## begin SOURCE MATERIAL
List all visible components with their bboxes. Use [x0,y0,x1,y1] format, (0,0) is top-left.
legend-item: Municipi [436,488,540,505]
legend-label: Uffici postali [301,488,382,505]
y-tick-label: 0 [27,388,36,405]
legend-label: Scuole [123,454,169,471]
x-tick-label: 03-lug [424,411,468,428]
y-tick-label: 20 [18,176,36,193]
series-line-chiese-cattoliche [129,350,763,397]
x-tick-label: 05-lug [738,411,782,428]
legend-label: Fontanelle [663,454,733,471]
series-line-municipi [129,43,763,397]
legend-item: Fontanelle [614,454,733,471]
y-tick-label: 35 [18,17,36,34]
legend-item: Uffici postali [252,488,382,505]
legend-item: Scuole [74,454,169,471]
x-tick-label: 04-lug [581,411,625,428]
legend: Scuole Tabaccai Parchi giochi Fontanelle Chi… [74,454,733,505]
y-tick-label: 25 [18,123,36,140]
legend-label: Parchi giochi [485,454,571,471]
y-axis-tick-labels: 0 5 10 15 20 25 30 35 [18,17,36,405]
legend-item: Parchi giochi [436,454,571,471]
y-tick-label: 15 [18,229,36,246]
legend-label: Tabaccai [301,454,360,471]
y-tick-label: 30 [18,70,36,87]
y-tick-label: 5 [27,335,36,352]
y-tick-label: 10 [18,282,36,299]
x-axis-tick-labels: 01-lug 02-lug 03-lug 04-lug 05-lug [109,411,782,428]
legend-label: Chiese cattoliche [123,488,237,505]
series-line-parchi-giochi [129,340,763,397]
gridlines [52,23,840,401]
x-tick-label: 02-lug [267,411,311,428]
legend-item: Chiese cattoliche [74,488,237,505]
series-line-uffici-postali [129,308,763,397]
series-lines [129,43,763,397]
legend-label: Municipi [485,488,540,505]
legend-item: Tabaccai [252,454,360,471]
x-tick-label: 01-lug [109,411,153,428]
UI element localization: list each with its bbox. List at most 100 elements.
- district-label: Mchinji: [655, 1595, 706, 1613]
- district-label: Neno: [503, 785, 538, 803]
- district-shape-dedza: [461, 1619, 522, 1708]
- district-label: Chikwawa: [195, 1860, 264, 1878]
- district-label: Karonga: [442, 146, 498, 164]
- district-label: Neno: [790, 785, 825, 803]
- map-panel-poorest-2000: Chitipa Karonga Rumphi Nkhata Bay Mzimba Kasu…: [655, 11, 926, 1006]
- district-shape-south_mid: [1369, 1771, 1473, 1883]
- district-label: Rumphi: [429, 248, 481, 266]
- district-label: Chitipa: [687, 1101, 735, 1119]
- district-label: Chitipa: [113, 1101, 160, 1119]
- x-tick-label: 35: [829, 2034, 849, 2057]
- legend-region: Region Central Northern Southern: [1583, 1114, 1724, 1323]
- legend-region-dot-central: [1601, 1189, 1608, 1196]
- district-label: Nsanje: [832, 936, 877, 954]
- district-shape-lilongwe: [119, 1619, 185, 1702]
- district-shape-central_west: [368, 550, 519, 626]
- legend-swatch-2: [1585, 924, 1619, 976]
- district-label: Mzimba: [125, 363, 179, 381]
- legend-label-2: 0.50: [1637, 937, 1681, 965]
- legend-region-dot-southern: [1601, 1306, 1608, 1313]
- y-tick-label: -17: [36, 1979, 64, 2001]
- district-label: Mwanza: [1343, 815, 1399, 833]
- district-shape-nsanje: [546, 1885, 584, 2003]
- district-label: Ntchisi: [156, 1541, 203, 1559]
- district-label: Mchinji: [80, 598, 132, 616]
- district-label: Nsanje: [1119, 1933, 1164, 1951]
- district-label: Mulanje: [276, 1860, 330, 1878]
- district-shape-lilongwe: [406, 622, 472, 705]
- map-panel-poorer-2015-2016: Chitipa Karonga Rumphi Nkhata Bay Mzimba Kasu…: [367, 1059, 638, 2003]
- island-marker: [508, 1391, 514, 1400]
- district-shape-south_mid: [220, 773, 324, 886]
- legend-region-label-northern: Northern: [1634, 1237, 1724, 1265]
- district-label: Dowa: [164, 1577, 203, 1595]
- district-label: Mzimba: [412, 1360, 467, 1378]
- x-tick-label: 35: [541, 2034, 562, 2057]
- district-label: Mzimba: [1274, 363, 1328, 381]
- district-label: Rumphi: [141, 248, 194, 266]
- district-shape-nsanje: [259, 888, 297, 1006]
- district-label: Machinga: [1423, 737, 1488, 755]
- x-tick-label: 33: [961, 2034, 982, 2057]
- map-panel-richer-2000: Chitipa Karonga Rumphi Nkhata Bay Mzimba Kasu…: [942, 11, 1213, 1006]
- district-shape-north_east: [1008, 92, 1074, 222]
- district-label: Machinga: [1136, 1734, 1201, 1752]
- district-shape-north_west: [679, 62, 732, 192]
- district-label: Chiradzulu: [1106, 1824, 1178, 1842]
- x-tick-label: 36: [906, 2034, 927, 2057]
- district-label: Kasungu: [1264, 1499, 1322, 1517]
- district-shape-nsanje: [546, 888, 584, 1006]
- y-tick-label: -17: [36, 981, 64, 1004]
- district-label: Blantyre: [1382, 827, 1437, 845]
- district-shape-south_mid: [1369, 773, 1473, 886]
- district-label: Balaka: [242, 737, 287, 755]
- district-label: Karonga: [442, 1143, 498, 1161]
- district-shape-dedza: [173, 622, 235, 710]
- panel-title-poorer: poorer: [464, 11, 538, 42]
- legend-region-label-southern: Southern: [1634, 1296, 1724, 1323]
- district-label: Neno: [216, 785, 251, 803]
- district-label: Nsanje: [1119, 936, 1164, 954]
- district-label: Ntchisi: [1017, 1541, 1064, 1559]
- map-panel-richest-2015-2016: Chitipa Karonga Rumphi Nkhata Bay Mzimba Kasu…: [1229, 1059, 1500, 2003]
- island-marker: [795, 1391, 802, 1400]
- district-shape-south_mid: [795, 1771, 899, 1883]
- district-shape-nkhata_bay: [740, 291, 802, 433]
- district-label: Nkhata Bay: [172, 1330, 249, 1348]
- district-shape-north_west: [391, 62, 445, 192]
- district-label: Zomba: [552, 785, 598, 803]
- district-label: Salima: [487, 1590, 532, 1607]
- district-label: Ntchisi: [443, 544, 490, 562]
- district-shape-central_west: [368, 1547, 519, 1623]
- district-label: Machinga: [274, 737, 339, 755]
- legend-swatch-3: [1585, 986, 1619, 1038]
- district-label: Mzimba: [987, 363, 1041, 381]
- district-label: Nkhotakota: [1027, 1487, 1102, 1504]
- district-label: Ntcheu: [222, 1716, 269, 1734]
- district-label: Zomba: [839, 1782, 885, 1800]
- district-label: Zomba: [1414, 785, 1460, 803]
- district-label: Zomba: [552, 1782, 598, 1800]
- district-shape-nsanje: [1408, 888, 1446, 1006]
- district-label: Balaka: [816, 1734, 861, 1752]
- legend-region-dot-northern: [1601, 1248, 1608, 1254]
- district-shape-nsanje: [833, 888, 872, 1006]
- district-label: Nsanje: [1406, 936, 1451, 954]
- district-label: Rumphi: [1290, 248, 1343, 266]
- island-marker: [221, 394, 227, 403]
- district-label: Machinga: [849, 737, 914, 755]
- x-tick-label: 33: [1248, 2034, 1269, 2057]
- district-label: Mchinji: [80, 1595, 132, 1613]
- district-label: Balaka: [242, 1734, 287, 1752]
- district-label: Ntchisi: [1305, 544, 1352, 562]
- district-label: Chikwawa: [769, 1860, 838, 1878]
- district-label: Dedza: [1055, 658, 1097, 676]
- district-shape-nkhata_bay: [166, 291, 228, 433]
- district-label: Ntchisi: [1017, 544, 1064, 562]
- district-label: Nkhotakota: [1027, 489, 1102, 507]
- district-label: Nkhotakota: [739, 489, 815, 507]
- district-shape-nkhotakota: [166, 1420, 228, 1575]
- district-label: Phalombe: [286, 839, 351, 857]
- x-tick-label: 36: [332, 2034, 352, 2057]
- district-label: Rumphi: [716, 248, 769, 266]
## end SOURCE MATERIAL
→ **REQUIRED WORK**
Recast the records from their first line through the line containing "x-tick-label: 03-lug [424,411,468,428]", inclusive, as a JSON list of strings with one string per line and blank lines left out.

→ **RESULT**
[
  "List all visible components with their bboxes. Use [x0,y0,x1,y1] format, (0,0) is top-left.",
  "legend-item: Municipi [436,488,540,505]",
  "legend-label: Uffici postali [301,488,382,505]",
  "y-tick-label: 0 [27,388,36,405]",
  "legend-label: Scuole [123,454,169,471]",
  "x-tick-label: 03-lug [424,411,468,428]"
]